- TASK OBJECTIVE: Set out each line from the following listing that includes the word "xlabel".

- DATASET CONTENT:

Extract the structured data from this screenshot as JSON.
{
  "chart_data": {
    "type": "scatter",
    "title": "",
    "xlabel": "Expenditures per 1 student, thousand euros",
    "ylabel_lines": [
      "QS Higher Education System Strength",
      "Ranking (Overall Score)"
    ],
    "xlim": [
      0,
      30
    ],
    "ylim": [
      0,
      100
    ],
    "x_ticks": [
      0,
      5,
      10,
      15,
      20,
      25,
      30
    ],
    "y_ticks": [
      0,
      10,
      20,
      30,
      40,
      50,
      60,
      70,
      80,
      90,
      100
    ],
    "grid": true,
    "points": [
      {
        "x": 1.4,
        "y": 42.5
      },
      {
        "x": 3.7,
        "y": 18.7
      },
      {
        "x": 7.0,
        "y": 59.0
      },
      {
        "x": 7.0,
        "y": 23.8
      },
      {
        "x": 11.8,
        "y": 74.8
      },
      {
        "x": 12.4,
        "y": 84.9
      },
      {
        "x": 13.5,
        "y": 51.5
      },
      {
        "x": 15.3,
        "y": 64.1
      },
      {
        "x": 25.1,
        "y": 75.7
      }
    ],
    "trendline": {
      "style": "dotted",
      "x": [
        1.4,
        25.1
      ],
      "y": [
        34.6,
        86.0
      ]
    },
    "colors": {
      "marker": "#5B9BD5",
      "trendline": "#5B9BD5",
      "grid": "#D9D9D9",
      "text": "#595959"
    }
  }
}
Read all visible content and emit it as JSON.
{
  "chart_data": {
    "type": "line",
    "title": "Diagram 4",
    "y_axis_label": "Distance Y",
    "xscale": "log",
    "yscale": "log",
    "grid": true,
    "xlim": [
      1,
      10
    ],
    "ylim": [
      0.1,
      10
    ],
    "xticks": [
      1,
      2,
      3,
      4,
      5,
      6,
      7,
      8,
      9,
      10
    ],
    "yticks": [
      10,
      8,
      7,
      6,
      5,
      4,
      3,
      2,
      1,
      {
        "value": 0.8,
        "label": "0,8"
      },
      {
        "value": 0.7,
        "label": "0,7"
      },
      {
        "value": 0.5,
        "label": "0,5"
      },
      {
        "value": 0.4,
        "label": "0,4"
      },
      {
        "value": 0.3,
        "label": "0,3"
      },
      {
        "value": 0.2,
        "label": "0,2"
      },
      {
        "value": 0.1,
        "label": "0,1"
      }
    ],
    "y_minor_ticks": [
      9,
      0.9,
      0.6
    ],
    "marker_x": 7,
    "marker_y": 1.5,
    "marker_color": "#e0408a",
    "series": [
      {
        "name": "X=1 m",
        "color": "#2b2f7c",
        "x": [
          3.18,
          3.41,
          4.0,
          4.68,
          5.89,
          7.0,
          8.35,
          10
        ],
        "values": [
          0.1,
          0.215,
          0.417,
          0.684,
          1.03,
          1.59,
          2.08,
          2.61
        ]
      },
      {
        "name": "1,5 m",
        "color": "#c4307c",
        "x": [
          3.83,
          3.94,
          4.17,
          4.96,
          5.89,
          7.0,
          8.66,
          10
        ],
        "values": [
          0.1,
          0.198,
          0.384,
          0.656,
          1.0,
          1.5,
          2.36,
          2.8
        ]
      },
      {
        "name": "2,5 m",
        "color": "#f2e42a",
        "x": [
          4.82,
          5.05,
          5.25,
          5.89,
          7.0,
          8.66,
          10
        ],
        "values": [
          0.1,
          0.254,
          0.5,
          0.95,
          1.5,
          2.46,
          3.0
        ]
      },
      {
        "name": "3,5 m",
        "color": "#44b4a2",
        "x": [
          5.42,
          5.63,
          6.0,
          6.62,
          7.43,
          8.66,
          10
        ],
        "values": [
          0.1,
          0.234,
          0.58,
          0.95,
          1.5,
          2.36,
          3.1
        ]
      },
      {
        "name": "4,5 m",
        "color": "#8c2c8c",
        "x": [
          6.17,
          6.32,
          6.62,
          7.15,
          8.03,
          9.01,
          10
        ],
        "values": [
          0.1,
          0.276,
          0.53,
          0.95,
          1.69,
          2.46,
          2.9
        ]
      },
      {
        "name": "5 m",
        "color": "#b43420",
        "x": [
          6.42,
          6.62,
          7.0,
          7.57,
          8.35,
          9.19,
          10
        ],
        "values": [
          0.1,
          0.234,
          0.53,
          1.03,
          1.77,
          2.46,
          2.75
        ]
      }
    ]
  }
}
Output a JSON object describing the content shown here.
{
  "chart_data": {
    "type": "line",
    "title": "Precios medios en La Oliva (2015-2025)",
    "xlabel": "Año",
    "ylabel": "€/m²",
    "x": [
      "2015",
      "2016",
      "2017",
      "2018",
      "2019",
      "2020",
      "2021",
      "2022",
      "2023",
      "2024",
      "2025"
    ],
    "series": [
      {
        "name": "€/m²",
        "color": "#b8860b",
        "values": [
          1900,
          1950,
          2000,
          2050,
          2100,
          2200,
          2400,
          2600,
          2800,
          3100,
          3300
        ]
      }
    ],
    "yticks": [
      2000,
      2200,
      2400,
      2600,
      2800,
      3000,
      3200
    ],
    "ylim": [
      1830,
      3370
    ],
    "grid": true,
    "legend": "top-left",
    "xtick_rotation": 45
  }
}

- COMPLETE RESPONSE:
    "xlabel": "Expenditures per 1 student, thousand euros",
    "xlabel": "Año",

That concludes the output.